# [Task prompt]
Every line that includes the word "tetapi" is to be listed.

(Stored data entries)
===============

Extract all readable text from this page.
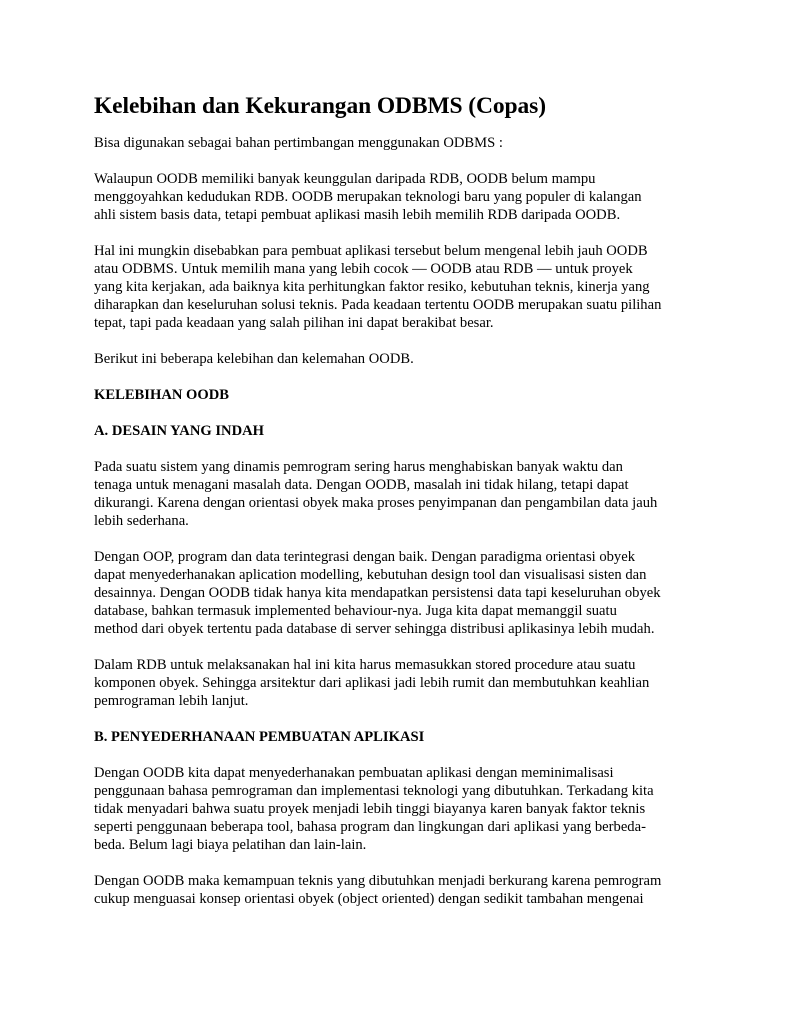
Kelebihan dan Kekurangan ODBMS (Copas)

Bisa digunakan sebagai bahan pertimbangan menggunakan ODBMS :

Walaupun OODB memiliki banyak keunggulan daripada RDB, OODB belum mampu
menggoyahkan kedudukan RDB. OODB merupakan teknologi baru yang populer di kalangan
ahli sistem basis data, tetapi pembuat aplikasi masih lebih memilih RDB daripada OODB.

Hal ini mungkin disebabkan para pembuat aplikasi tersebut belum mengenal lebih jauh OODB
atau ODBMS. Untuk memilih mana yang lebih cocok — OODB atau RDB — untuk proyek
yang kita kerjakan, ada baiknya kita perhitungkan faktor resiko, kebutuhan teknis, kinerja yang
diharapkan dan keseluruhan solusi teknis. Pada keadaan tertentu OODB merupakan suatu pilihan
tepat, tapi pada keadaan yang salah pilihan ini dapat berakibat besar.

Berikut ini beberapa kelebihan dan kelemahan OODB.

KELEBIHAN OODB

A. DESAIN YANG INDAH

Pada suatu sistem yang dinamis pemrogram sering harus menghabiskan banyak waktu dan
tenaga untuk menagani masalah data. Dengan OODB, masalah ini tidak hilang, tetapi dapat
dikurangi. Karena dengan orientasi obyek maka proses penyimpanan dan pengambilan data jauh
lebih sederhana.

Dengan OOP, program dan data terintegrasi dengan baik. Dengan paradigma orientasi obyek
dapat menyederhanakan aplication modelling, kebutuhan design tool dan visualisasi sisten dan
desainnya. Dengan OODB tidak hanya kita mendapatkan persistensi data tapi keseluruhan obyek
database, bahkan termasuk implemented behaviour-nya. Juga kita dapat memanggil suatu
method dari obyek tertentu pada database di server sehingga distribusi aplikasinya lebih mudah.

Dalam RDB untuk melaksanakan hal ini kita harus memasukkan stored procedure atau suatu
komponen obyek. Sehingga arsitektur dari aplikasi jadi lebih rumit dan membutuhkan keahlian
pemrograman lebih lanjut.

B. PENYEDERHANAAN PEMBUATAN APLIKASI

Dengan OODB kita dapat menyederhanakan pembuatan aplikasi dengan meminimalisasi
penggunaan bahasa pemrograman dan implementasi teknologi yang dibutuhkan. Terkadang kita
tidak menyadari bahwa suatu proyek menjadi lebih tinggi biayanya karen banyak faktor teknis
seperti penggunaan beberapa tool, bahasa program dan lingkungan dari aplikasi yang berbeda-
beda. Belum lagi biaya pelatihan dan lain-lain.

Dengan OODB maka kemampuan teknis yang dibutuhkan menjadi berkurang karena pemrogram
cukup menguasai konsep orientasi obyek (object oriented) dengan sedikit tambahan mengenai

===============

# [Exercise solution]
ahli sistem basis data, tetapi pembuat aplikasi masih lebih memilih RDB daripada OODB.
tenaga untuk menagani masalah data. Dengan OODB, masalah ini tidak hilang, tetapi dapat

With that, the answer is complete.